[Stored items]
•••

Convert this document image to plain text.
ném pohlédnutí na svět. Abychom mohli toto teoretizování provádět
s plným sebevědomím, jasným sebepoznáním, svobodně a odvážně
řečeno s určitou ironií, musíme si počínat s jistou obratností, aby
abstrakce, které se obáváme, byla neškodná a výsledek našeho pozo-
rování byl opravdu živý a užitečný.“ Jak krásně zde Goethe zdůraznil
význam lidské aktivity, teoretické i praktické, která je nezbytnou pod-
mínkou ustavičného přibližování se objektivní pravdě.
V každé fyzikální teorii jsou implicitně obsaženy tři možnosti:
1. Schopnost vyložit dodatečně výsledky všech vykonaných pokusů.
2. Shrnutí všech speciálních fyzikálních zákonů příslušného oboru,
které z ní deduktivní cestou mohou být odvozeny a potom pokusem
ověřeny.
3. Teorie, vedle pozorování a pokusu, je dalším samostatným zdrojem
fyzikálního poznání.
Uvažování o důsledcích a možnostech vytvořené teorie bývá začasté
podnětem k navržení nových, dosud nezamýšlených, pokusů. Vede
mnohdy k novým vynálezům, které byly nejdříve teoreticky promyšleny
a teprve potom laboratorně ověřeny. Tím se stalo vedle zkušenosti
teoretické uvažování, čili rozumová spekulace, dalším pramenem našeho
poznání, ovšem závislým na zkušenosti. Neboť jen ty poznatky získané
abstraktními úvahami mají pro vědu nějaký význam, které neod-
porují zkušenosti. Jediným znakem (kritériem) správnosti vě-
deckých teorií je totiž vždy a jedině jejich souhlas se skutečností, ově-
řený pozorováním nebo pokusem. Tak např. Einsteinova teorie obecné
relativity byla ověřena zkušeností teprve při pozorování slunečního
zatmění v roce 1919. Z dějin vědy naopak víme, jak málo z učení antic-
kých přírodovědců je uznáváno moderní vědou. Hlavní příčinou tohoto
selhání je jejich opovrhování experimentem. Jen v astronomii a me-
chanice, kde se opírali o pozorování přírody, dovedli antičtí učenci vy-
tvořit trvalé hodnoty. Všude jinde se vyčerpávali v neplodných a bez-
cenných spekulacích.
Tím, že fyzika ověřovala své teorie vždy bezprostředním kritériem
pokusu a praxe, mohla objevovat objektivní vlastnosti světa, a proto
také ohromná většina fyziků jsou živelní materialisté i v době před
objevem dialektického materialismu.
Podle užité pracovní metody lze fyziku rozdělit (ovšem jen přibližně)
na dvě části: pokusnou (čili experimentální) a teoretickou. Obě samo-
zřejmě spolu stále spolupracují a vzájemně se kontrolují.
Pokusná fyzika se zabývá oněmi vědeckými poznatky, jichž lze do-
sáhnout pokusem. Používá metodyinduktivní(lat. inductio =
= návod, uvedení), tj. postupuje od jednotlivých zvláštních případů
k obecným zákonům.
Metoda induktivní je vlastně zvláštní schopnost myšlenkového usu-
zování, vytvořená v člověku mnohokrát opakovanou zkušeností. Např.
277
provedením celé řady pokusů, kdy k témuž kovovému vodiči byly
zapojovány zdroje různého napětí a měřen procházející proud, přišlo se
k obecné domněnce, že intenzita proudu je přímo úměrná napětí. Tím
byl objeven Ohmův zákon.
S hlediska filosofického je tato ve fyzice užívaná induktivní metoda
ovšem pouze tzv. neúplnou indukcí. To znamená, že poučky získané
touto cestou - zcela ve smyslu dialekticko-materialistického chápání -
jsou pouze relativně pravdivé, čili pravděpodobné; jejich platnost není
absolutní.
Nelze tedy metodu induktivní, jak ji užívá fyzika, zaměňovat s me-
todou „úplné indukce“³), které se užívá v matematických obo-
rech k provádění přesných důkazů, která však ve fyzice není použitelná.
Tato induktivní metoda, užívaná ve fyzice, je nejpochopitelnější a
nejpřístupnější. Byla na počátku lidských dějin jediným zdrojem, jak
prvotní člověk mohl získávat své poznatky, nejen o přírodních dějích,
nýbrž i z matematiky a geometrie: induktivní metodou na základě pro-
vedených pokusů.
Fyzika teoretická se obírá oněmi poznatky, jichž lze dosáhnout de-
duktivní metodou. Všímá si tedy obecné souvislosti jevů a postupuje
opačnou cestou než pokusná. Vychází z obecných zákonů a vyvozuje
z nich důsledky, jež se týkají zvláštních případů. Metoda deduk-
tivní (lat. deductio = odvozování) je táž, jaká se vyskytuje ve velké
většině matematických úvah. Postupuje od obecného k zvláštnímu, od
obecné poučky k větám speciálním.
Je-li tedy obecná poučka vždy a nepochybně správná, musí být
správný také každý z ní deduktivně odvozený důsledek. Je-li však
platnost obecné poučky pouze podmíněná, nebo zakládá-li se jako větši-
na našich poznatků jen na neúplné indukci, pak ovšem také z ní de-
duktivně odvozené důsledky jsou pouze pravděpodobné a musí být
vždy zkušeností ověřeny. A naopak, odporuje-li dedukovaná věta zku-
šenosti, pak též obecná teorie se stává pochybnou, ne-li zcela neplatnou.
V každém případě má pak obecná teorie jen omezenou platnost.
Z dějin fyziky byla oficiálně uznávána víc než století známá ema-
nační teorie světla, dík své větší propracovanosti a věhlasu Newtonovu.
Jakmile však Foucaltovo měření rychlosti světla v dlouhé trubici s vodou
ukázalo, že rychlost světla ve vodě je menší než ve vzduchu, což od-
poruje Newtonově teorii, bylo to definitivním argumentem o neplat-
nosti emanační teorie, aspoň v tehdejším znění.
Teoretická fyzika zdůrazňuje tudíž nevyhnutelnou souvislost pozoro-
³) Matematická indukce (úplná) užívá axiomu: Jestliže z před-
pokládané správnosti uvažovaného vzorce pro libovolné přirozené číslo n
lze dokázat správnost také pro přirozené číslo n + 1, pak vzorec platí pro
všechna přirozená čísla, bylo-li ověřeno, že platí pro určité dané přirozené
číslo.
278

•••

* _Your instructions_: Give the number of lines that carry the word "poučky", with nothing added.

* _Written response_: 3